DOCUMENT PASSAGE:
********
LAWRENCE, T.E. Autograph letter signed ("T.E. Lawrence") to General Gilbert F. Clayton, [Akaba], 24 October 1917. 4 pages, 8vo, filing holes affecting a few letters, a few minor rust stains, some marginal marks in green pencil.
A FRUSTRATED LAWRENCE WRITES CLAYTON FOR BACK-UP SUPPLIES BEFORE SETTING OUT ON THE YARMUK EXPEDITION
An important letter written to Clayton from Akaba on the day Lawrence set out on the Yarmuk expedition. "Shortly before he was due to leave, the plans were radically changed when the Emir Abd el Kader arrived in Akaba offering the support of his followers. Abd el Kader was an Algerian who controlled a number of villages on the north side ofthe Yarmuk valley, peopled by Algerian exiles. With their support, a small raiding party could in effect control the central section of the Yarmuk line" (Wilson, p. 452).
********
GIVEN INSTRUCTION A: Copy the passage of the description of the Lawrence letter from "LAWRENCE, T.E. Autograph" to "(Wilson, p. 452)." word for word.

LISTED RECORDS:
********
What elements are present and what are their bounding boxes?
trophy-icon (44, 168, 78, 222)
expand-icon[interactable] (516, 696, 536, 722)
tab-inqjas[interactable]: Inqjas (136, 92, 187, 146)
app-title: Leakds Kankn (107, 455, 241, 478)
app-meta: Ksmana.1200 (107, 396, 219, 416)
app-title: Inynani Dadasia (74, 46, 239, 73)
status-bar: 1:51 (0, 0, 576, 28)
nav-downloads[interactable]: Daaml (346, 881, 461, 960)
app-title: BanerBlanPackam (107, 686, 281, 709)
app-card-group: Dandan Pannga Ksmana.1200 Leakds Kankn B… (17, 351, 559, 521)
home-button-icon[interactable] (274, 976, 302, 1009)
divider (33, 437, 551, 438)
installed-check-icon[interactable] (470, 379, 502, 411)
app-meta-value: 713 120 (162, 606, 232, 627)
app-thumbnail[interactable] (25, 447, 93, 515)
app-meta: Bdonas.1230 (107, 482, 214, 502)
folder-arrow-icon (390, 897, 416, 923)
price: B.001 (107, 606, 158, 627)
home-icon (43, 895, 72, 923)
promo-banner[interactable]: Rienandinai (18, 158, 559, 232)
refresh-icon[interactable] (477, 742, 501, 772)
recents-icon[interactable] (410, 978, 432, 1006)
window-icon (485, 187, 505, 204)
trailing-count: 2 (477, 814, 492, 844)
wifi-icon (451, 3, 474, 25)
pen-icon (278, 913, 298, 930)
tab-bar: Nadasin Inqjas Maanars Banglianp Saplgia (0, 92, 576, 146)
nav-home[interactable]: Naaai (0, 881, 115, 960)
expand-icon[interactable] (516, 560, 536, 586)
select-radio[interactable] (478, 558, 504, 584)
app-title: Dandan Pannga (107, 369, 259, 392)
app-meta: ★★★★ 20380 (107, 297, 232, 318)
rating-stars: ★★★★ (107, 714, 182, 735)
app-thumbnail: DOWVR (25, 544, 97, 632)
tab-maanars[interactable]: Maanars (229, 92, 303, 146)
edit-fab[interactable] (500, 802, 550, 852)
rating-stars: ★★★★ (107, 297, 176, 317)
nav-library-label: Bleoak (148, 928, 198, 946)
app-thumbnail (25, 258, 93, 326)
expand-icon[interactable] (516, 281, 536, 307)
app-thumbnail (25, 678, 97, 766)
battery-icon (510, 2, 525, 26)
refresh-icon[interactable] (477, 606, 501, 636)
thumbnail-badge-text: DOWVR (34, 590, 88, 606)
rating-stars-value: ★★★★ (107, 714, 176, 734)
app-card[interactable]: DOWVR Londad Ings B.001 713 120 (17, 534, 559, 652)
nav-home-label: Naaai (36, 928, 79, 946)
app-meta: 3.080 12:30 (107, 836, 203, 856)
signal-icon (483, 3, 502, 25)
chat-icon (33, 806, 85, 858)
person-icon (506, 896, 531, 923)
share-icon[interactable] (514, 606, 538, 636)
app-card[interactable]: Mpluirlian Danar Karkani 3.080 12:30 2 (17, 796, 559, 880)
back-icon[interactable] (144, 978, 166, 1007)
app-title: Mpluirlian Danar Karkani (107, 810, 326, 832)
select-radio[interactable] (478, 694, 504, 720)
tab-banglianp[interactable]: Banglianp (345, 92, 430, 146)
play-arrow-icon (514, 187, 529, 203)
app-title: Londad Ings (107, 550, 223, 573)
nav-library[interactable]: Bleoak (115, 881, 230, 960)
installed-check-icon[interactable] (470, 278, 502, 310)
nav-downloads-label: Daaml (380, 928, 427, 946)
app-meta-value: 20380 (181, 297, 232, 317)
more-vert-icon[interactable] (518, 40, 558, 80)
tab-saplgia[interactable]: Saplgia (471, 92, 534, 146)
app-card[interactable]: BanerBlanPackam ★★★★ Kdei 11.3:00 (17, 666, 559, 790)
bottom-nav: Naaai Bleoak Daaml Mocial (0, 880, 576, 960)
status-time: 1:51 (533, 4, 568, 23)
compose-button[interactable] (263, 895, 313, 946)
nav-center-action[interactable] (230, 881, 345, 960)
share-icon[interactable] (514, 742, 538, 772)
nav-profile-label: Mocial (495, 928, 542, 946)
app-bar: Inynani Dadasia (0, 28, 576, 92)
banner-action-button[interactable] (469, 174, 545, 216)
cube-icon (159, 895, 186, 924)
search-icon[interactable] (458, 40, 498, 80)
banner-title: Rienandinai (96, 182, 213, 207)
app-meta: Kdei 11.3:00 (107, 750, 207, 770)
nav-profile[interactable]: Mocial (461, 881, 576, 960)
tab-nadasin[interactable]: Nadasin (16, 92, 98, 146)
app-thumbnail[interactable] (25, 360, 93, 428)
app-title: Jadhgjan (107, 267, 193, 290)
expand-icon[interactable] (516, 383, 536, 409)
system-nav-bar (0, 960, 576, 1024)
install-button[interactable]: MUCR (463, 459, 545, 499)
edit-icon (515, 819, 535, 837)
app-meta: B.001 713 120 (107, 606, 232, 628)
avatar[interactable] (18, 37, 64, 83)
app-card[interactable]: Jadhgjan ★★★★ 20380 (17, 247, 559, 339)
********
GIVEN INSTRUCTION B: Quote the listing from its first line through the line with "expand-icon[interactable] (516, 560, 536, 586)", unchanged.

CORRECT RESPONSE A:
LAWRENCE, T.E. Autograph letter signed ("T.E. Lawrence") to General Gilbert F. Clayton, [Akaba], 24 October 1917. 4 pages, 8vo, filing holes affecting a few letters, a few minor rust stains, some marginal marks in green pencil.
A FRUSTRATED LAWRENCE WRITES CLAYTON FOR BACK-UP SUPPLIES BEFORE SETTING OUT ON THE YARMUK EXPEDITION
An important letter written to Clayton from Akaba on the day Lawrence set out on the Yarmuk expedition. "Shortly before he was due to leave, the plans were radically changed when the Emir Abd el Kader arrived in Akaba offering the support of his followers. Abd el Kader was an Algerian who controlled a number of villages on the north side ofthe Yarmuk valley, peopled by Algerian exiles. With their support, a small raiding party could in effect control the central section of the Yarmuk line" (Wilson, p. 452).

CORRECT RESPONSE B:
What elements are present and what are their bounding boxes?
trophy-icon (44, 168, 78, 222)
expand-icon[interactable] (516, 696, 536, 722)
tab-inqjas[interactable]: Inqjas (136, 92, 187, 146)
app-title: Leakds Kankn (107, 455, 241, 478)
app-meta: Ksmana.1200 (107, 396, 219, 416)
app-title: Inynani Dadasia (74, 46, 239, 73)
status-bar: 1:51 (0, 0, 576, 28)
nav-downloads[interactable]: Daaml (346, 881, 461, 960)
app-title: BanerBlanPackam (107, 686, 281, 709)
app-card-group: Dandan Pannga Ksmana.1200 Leakds Kankn B… (17, 351, 559, 521)
home-button-icon[interactable] (274, 976, 302, 1009)
divider (33, 437, 551, 438)
installed-check-icon[interactable] (470, 379, 502, 411)
app-meta-value: 713 120 (162, 606, 232, 627)
app-thumbnail[interactable] (25, 447, 93, 515)
app-meta: Bdonas.1230 (107, 482, 214, 502)
folder-arrow-icon (390, 897, 416, 923)
price: B.001 (107, 606, 158, 627)
home-icon (43, 895, 72, 923)
promo-banner[interactable]: Rienandinai (18, 158, 559, 232)
refresh-icon[interactable] (477, 742, 501, 772)
recents-icon[interactable] (410, 978, 432, 1006)
window-icon (485, 187, 505, 204)
trailing-count: 2 (477, 814, 492, 844)
wifi-icon (451, 3, 474, 25)
pen-icon (278, 913, 298, 930)
tab-bar: Nadasin Inqjas Maanars Banglianp Saplgia (0, 92, 576, 146)
nav-home[interactable]: Naaai (0, 881, 115, 960)
expand-icon[interactable] (516, 560, 536, 586)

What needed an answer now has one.